Copy every line from the records below that holds the word "номера".
▼
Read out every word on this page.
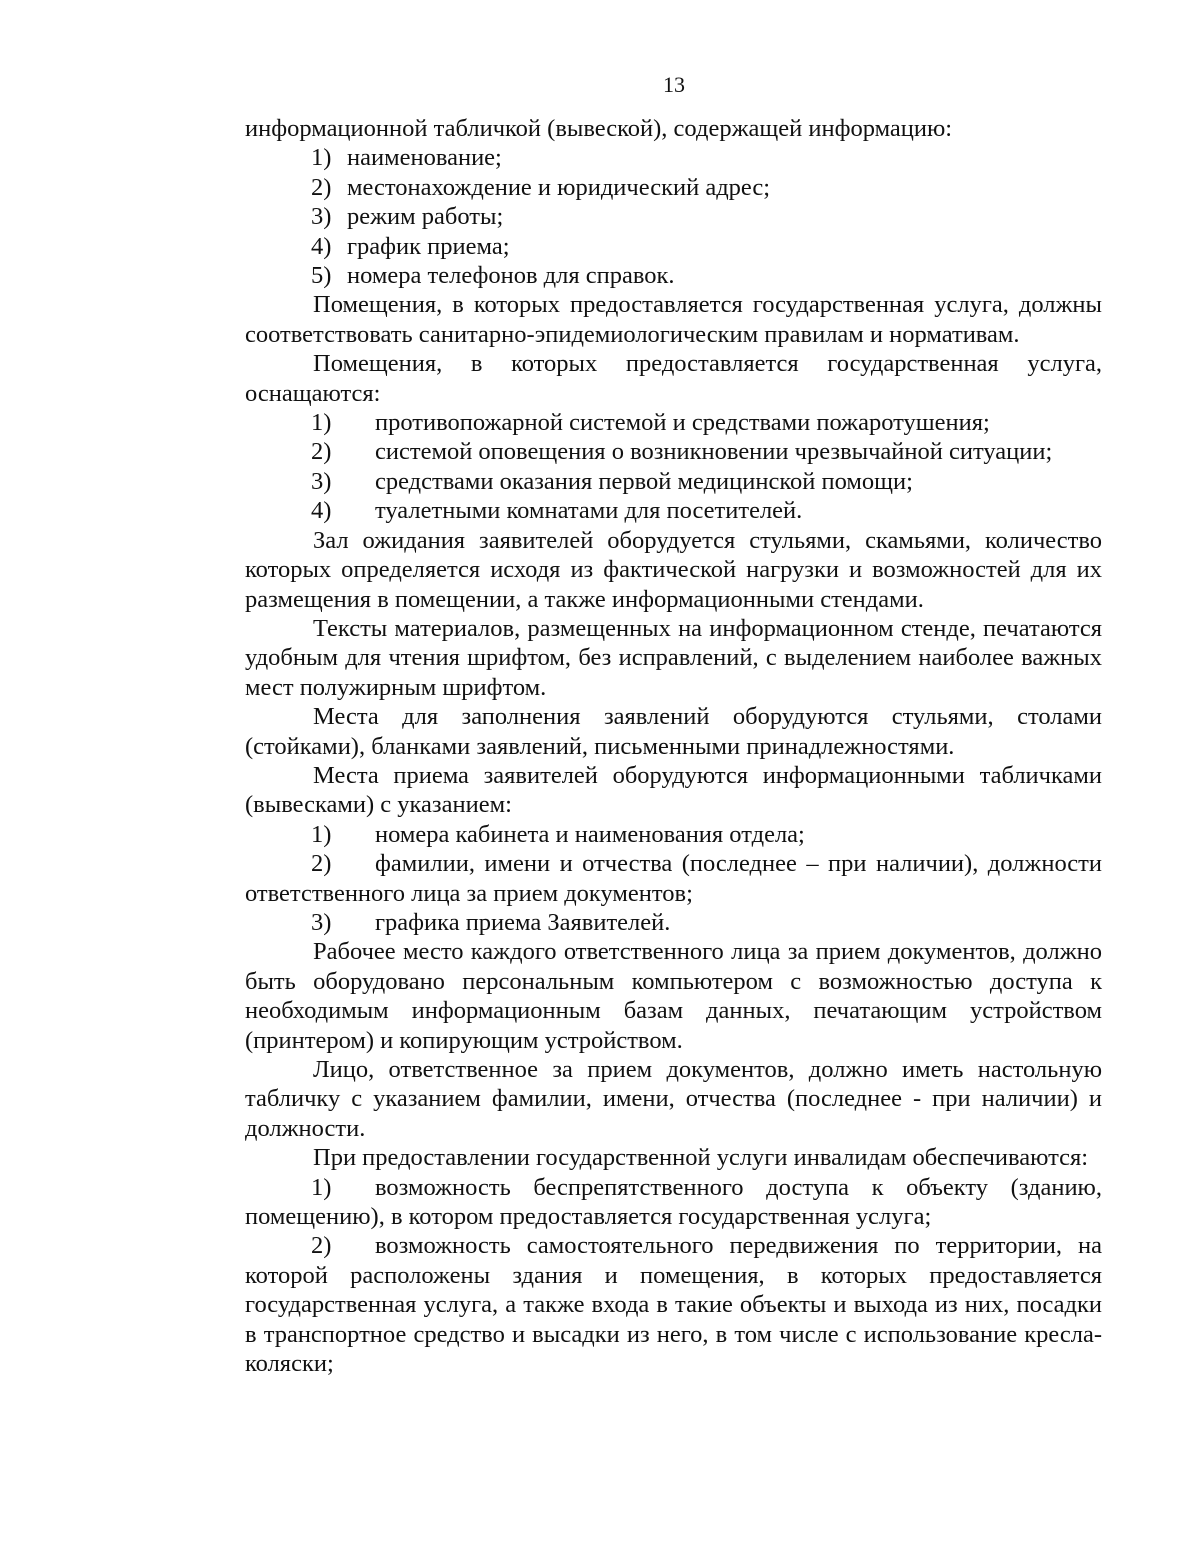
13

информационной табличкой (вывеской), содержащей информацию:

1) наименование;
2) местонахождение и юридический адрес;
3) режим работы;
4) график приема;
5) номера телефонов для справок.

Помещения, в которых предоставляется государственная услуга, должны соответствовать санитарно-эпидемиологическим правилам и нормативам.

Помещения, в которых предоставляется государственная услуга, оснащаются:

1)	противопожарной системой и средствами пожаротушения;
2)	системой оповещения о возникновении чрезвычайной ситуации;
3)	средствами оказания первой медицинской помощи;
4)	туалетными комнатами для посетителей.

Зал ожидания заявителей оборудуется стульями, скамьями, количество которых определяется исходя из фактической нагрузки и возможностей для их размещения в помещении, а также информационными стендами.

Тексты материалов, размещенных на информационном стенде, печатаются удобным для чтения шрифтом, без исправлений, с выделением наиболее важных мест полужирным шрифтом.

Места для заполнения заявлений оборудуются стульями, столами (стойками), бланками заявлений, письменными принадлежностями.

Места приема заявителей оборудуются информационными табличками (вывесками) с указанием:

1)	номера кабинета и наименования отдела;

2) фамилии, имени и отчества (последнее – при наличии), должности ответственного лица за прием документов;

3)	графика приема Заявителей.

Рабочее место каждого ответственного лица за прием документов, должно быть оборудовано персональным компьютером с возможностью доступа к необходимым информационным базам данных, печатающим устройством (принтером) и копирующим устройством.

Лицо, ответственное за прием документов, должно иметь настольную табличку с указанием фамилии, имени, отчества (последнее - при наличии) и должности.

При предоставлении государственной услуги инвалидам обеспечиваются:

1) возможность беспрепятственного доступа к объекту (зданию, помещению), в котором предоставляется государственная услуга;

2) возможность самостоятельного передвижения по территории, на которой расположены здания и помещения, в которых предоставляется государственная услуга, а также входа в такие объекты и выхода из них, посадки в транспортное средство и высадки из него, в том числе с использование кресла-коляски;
▲
▼
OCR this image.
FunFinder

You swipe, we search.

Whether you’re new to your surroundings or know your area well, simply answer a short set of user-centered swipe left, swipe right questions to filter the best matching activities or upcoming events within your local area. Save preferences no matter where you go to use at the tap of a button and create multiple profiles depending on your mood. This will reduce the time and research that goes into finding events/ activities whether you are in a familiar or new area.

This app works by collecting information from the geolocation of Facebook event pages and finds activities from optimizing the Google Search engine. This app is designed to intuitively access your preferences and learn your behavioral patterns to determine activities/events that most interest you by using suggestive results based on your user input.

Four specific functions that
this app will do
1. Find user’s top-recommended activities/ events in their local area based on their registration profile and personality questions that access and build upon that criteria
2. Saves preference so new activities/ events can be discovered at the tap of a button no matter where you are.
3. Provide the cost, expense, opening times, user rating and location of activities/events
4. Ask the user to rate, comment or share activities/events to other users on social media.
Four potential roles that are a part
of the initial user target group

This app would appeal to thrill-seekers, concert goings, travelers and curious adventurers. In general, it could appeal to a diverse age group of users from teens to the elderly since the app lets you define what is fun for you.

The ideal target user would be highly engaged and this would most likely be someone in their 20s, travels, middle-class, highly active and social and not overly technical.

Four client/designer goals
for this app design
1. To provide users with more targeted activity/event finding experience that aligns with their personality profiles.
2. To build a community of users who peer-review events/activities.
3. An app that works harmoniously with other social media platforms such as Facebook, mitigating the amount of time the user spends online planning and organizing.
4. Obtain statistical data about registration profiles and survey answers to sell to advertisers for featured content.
▲
▼
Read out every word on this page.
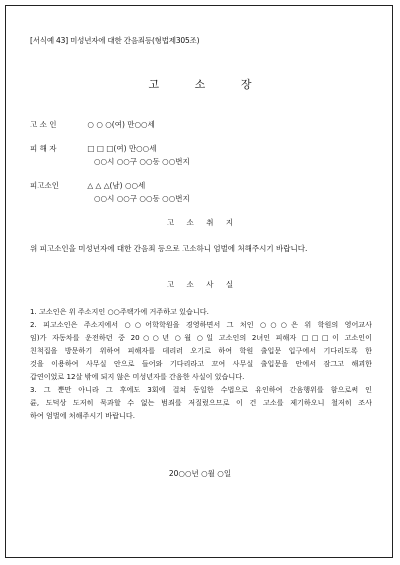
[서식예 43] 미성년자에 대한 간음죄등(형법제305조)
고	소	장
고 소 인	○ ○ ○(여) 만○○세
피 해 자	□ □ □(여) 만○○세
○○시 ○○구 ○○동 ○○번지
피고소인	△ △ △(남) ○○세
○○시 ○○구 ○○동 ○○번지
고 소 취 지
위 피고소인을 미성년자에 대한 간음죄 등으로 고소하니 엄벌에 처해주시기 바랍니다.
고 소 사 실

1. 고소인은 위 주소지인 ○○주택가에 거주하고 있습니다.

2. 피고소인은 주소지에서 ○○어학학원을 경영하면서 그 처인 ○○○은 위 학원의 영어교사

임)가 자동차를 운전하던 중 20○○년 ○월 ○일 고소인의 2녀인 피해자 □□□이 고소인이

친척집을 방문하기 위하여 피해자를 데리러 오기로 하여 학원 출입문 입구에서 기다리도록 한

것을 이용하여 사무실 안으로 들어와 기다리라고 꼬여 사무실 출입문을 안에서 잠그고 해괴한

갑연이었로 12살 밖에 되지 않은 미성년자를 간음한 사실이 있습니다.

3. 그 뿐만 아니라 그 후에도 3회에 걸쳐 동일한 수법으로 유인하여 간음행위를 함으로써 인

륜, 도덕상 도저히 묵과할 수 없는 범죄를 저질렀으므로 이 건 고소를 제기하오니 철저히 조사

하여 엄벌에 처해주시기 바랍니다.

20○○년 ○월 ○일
▲
> _Completed exercise_:
5) номера телефонов для справок.
1)	номера кабинета и наименования отдела;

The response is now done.